What to work on:
Return each line holding the string "Schule".

Data in this exercise:

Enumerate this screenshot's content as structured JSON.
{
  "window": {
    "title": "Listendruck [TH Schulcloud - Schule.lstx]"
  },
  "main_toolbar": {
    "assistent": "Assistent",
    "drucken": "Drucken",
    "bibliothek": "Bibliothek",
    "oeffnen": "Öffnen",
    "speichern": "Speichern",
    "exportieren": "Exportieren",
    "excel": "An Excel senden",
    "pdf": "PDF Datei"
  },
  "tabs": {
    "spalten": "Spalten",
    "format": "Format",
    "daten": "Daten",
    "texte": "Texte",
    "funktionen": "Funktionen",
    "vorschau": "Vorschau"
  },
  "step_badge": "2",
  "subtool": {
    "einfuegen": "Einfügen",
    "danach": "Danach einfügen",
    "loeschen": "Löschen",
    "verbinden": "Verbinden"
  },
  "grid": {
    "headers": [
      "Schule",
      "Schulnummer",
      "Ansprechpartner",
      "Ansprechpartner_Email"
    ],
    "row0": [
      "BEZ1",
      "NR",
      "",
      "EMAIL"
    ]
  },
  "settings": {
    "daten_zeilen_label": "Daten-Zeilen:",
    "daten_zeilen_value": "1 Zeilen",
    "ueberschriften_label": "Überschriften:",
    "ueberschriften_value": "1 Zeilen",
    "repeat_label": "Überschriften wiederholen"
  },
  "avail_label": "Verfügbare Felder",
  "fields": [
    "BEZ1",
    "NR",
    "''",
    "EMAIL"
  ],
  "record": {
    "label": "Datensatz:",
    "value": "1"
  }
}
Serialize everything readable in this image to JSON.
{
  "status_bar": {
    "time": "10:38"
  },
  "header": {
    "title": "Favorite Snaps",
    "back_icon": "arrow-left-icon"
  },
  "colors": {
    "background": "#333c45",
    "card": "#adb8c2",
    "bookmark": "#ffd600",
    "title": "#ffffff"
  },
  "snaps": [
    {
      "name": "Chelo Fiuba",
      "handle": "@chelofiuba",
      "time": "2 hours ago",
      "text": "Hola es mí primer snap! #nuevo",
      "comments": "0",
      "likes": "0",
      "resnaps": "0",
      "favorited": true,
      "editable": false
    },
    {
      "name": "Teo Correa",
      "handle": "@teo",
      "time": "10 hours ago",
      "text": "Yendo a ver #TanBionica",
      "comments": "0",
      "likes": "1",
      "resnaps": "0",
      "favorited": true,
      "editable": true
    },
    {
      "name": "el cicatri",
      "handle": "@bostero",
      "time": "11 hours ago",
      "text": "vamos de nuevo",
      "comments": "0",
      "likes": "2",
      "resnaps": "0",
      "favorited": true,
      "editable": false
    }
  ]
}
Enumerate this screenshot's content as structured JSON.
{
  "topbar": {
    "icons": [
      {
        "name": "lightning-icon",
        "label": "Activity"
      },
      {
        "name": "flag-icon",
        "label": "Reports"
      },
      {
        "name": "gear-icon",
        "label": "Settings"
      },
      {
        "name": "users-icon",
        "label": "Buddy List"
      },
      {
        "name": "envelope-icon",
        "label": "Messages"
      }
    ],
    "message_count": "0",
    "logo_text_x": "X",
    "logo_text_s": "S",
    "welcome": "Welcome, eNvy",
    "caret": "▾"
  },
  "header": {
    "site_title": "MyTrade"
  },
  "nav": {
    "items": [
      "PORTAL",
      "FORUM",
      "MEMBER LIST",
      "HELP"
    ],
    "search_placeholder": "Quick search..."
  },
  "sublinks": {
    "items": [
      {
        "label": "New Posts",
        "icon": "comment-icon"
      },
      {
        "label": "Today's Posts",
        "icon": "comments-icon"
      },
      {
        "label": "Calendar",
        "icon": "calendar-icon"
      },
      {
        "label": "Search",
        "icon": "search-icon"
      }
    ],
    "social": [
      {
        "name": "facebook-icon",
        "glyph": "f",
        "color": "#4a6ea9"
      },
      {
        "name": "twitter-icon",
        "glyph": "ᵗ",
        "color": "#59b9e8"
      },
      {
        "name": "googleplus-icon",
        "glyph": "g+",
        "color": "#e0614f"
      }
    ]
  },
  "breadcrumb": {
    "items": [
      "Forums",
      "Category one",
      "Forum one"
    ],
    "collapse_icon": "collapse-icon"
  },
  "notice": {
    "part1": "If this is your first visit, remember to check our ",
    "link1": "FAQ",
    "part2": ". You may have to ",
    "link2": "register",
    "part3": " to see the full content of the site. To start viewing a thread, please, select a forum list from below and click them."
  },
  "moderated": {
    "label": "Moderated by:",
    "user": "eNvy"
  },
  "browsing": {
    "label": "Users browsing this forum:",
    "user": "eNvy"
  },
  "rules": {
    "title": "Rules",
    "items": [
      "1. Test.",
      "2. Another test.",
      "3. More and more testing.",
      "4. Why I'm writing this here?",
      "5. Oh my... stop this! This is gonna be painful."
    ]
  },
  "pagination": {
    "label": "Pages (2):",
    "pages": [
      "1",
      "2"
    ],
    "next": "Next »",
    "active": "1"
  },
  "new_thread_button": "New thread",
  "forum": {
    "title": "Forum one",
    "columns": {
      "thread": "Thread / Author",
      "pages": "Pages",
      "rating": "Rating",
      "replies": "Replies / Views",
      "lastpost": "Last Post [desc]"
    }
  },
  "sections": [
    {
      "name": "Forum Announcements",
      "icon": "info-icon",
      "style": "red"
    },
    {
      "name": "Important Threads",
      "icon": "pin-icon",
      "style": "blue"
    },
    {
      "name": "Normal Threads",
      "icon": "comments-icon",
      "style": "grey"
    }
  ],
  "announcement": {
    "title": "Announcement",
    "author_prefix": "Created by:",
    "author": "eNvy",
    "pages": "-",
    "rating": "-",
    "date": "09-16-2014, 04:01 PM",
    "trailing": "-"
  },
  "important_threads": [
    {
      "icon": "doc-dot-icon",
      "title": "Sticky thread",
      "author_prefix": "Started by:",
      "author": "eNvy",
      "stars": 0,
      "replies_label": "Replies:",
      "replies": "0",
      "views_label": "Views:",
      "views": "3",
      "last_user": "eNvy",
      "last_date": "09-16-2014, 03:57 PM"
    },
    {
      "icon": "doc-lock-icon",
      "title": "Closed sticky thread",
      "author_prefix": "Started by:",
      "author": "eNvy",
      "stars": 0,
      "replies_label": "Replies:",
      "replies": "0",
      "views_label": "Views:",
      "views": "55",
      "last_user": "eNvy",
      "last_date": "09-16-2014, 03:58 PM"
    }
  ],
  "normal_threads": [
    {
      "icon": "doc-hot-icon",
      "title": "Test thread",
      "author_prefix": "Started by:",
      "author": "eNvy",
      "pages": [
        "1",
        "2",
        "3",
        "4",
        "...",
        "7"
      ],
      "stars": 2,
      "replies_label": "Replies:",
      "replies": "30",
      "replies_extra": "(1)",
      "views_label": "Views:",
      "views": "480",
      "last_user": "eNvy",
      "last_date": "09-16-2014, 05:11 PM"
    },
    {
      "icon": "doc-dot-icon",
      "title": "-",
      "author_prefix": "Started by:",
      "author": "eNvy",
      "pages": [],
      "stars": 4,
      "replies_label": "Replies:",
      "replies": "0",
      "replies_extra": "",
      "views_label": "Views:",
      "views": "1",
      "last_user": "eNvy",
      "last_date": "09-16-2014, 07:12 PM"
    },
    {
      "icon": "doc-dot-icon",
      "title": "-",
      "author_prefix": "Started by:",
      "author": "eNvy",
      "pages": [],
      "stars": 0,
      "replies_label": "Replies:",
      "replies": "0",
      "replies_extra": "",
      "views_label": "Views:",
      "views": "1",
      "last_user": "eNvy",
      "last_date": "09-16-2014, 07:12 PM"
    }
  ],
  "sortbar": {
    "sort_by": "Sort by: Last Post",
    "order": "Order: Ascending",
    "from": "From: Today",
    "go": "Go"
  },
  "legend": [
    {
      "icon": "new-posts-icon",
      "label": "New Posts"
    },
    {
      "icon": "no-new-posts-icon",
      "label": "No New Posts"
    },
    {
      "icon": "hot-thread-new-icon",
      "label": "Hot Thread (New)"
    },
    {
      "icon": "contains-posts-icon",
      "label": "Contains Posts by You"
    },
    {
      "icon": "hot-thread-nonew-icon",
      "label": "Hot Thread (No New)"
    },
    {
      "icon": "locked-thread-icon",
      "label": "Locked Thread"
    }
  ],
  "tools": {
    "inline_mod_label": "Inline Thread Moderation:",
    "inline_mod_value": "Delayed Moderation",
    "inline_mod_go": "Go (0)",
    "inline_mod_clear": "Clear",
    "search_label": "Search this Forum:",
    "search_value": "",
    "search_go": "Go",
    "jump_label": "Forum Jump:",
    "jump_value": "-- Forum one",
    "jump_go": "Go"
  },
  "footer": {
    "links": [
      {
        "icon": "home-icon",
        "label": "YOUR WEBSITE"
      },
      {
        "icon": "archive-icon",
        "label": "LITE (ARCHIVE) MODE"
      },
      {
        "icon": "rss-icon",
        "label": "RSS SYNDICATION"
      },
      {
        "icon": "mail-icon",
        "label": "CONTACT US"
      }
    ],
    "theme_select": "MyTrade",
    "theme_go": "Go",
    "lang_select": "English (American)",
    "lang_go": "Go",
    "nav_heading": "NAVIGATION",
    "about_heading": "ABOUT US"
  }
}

Problem solution:
    "title": "Listendruck [TH Schulcloud - Schule.lstx]"
      "Schule",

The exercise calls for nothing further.